▶ _Given records_:

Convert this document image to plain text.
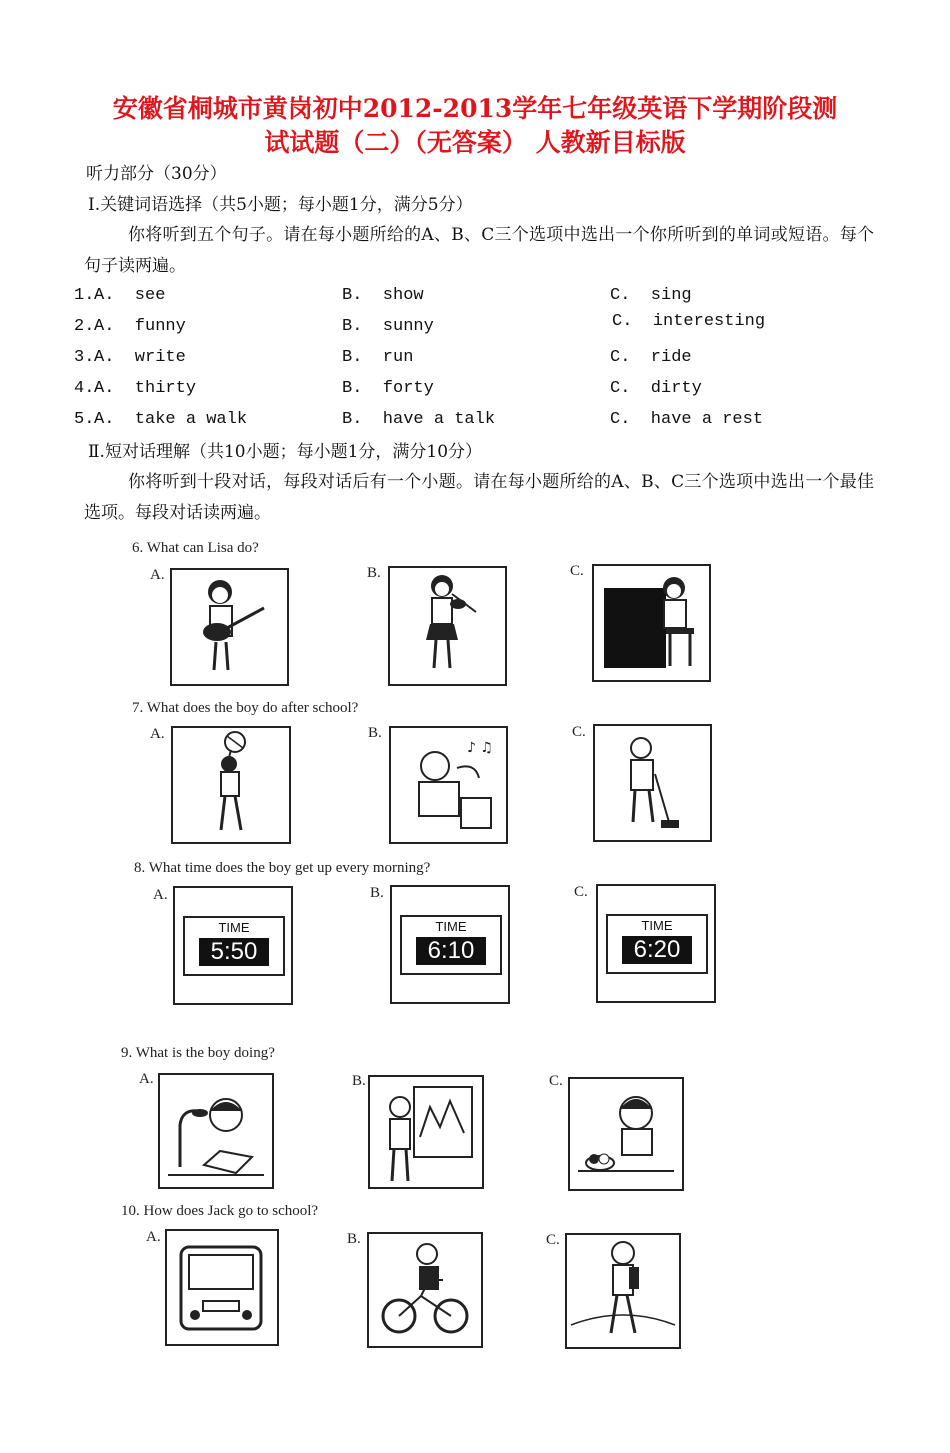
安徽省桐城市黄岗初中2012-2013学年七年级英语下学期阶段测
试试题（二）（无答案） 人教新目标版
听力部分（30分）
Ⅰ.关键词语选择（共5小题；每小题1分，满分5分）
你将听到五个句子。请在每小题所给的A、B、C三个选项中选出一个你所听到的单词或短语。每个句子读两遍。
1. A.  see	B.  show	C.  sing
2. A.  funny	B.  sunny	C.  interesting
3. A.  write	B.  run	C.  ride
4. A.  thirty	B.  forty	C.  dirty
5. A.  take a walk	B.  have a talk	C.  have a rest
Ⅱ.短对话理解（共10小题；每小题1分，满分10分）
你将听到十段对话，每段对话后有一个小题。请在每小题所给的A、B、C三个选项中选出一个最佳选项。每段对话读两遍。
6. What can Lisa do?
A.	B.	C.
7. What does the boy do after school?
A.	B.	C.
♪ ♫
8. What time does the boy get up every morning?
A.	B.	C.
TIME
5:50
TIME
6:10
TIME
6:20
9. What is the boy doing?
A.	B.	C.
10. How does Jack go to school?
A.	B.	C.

...

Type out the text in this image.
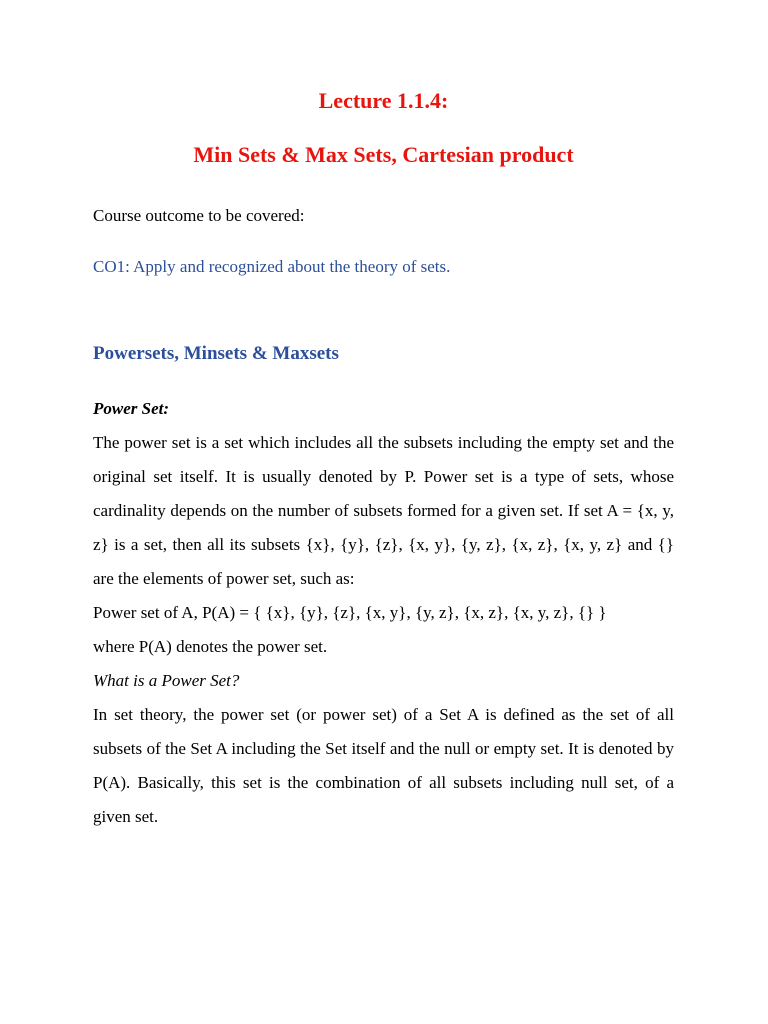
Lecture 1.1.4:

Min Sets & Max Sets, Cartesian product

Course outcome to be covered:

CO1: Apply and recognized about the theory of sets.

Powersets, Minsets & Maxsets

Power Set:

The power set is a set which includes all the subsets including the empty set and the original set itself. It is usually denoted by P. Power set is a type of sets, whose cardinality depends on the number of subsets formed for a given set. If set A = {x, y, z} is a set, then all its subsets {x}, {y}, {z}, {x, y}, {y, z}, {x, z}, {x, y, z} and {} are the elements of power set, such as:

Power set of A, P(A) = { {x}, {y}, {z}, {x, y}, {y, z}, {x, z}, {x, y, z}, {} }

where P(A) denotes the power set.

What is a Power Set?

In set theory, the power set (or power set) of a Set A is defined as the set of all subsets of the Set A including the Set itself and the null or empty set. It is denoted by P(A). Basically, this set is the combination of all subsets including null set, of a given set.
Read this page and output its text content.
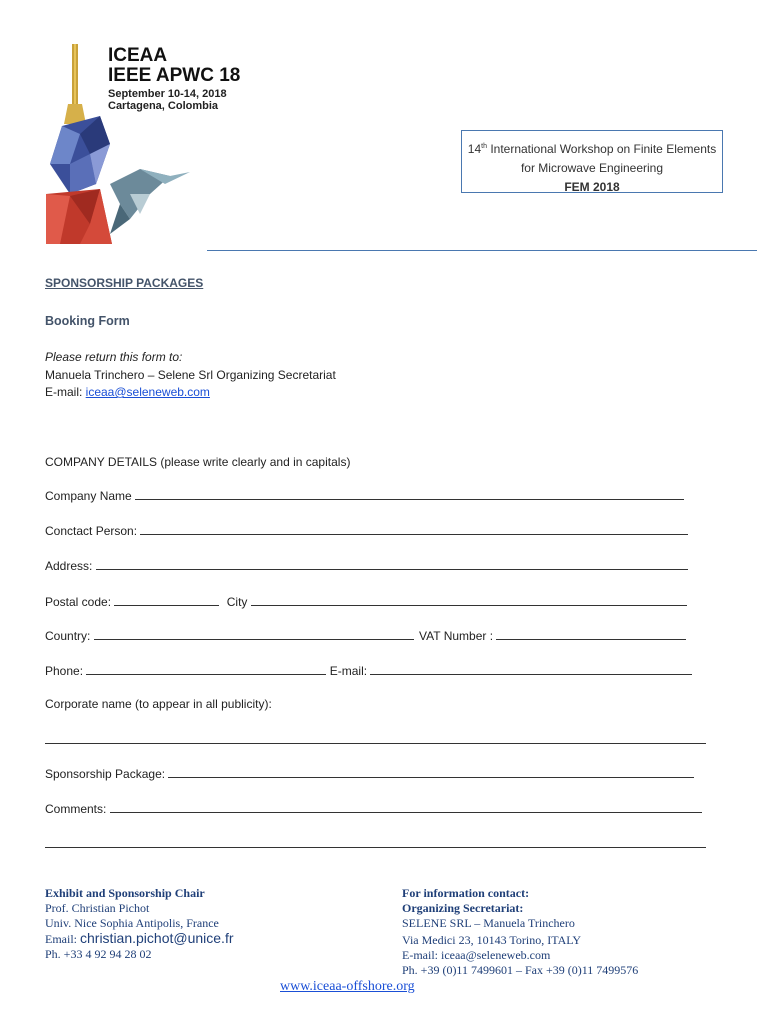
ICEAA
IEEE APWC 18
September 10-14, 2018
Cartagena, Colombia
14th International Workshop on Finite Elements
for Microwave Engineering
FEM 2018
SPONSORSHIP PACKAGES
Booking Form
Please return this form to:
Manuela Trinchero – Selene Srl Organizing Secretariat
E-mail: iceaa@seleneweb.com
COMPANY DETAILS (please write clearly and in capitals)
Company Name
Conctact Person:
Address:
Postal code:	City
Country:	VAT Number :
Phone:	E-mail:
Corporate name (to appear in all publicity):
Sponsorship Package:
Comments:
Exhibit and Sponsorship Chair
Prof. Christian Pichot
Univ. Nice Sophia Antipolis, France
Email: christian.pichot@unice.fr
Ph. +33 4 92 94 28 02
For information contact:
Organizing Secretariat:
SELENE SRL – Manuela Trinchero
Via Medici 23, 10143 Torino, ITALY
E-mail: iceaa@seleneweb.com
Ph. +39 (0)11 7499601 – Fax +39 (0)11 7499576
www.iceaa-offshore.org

▶ _Problem_: Looking at the material above, count the lines containing the string "请在每小题所给的A" and reply with the count alone.

▶ _Answer_: 2